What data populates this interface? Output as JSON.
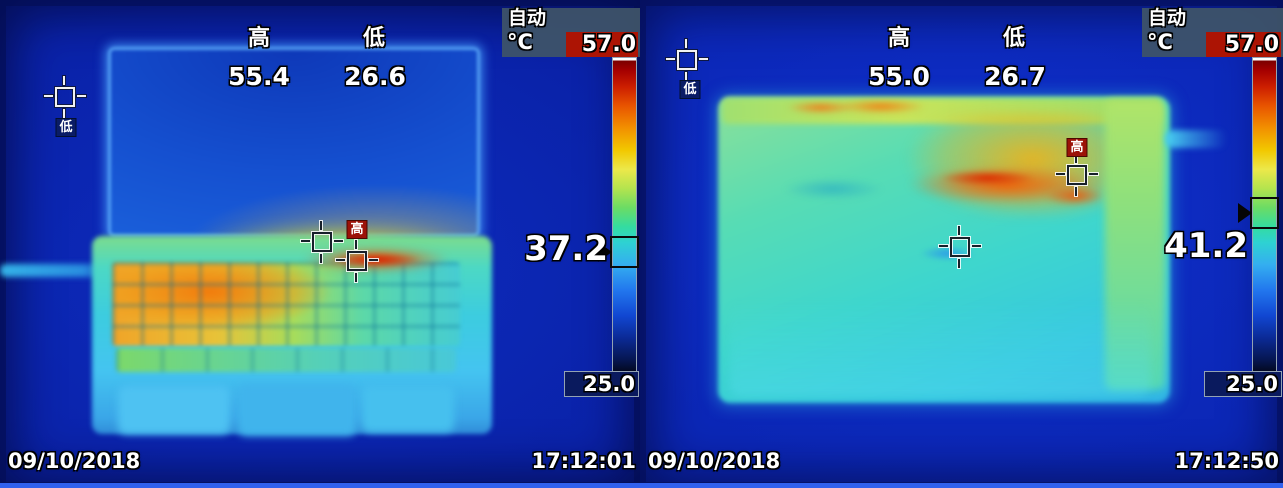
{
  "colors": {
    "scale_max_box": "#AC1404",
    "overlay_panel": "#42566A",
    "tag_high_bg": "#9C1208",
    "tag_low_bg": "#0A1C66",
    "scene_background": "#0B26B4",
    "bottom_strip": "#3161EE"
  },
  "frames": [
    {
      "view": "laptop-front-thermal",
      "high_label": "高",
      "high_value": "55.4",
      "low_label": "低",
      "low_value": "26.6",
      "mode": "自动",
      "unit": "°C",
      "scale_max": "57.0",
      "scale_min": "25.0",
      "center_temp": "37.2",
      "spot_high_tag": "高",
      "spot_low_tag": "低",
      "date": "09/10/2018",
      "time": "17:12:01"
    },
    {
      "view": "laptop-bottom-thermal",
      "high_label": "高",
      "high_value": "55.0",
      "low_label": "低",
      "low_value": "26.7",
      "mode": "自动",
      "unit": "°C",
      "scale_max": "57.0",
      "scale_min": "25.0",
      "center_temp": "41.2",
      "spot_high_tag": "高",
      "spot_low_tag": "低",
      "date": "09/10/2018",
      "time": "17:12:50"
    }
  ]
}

○ ○ ○ ○ ○ ○ ○

• [Task prompt]
Print the complete listing exactly, apart from any pictures.

• [The reply]
What data populates this interface? Output as JSON.
{
  "colors": {
    "scale_max_box": "#AC1404",
    "overlay_panel": "#42566A",
    "tag_high_bg": "#9C1208",
    "tag_low_bg": "#0A1C66",
    "scene_background": "#0B26B4",
    "bottom_strip": "#3161EE"
  },
  "frames": [
    {
      "view": "laptop-front-thermal",
      "high_label": "高",
      "high_value": "55.4",
      "low_label": "低",
      "low_value": "26.6",
      "mode": "自动",
      "unit": "°C",
      "scale_max": "57.0",
      "scale_min": "25.0",
      "center_temp": "37.2",
      "spot_high_tag": "高",
      "spot_low_tag": "低",
      "date": "09/10/2018",
      "time": "17:12:01"
    },
    {
      "view": "laptop-bottom-thermal",
      "high_label": "高",
      "high_value": "55.0",
      "low_label": "低",
      "low_value": "26.7",
      "mode": "自动",
      "unit": "°C",
      "scale_max": "57.0",
      "scale_min": "25.0",
      "center_temp": "41.2",
      "spot_high_tag": "高",
      "spot_low_tag": "低",
      "date": "09/10/2018",
      "time": "17:12:50"
    }
  ]
}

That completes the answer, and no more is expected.